> Request
In the records below, find each line containing the word "Kenya" and copy it.

> Data provided
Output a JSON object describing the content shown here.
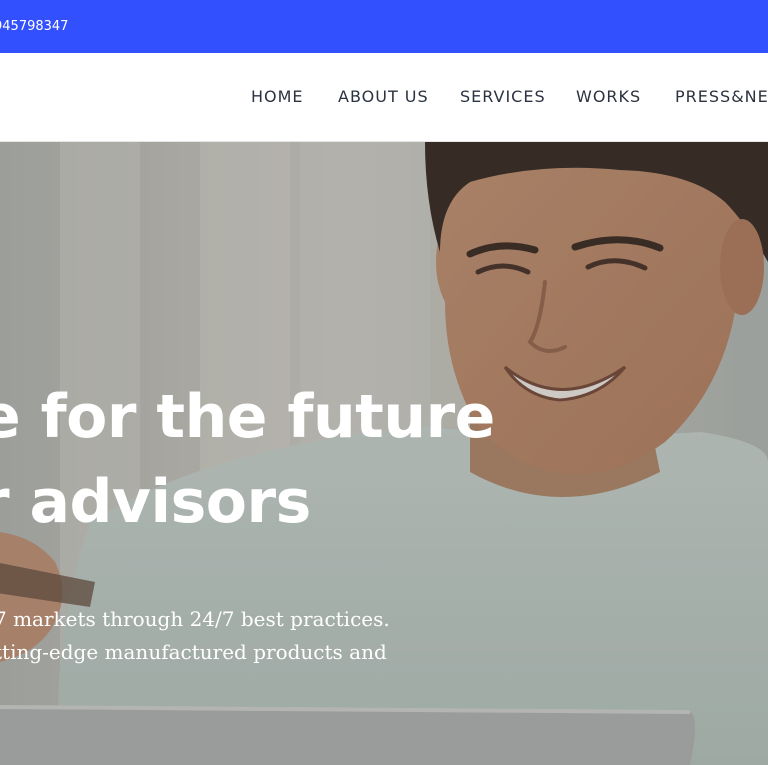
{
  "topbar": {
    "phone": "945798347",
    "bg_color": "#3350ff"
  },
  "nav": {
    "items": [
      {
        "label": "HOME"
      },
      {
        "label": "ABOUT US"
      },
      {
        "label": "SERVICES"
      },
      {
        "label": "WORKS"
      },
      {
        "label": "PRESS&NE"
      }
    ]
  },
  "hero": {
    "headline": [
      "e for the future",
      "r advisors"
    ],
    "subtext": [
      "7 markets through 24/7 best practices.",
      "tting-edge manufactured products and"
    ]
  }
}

--

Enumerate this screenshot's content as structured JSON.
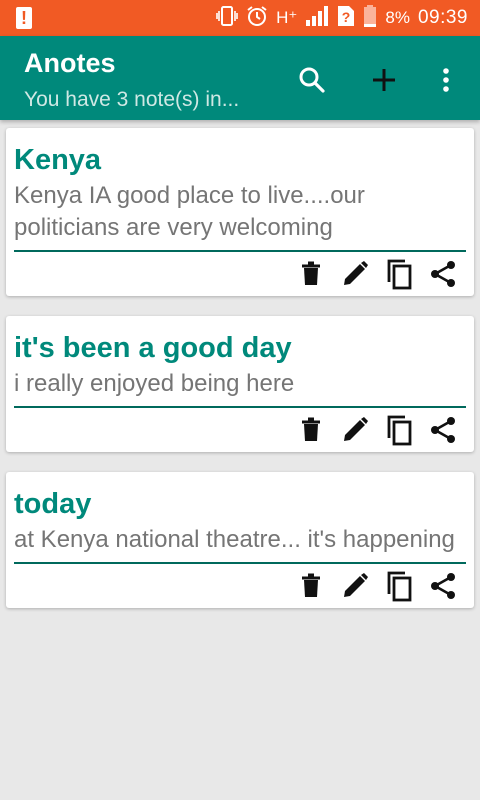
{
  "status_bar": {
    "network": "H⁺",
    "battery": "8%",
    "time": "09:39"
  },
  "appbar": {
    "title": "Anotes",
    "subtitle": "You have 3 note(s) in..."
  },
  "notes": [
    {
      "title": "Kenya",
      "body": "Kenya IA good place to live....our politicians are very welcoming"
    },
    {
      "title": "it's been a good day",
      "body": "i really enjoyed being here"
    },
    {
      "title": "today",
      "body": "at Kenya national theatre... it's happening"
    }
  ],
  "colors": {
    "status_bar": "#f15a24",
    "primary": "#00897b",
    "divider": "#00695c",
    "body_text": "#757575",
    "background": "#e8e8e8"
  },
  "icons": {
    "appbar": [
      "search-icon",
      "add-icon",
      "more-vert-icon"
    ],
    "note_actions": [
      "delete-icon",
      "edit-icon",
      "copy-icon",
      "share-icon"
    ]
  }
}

> Result
      "title": "Kenya",
      "body": "Kenya IA good place to live....our politicians are very welcoming"
      "body": "at Kenya national theatre... it's happening"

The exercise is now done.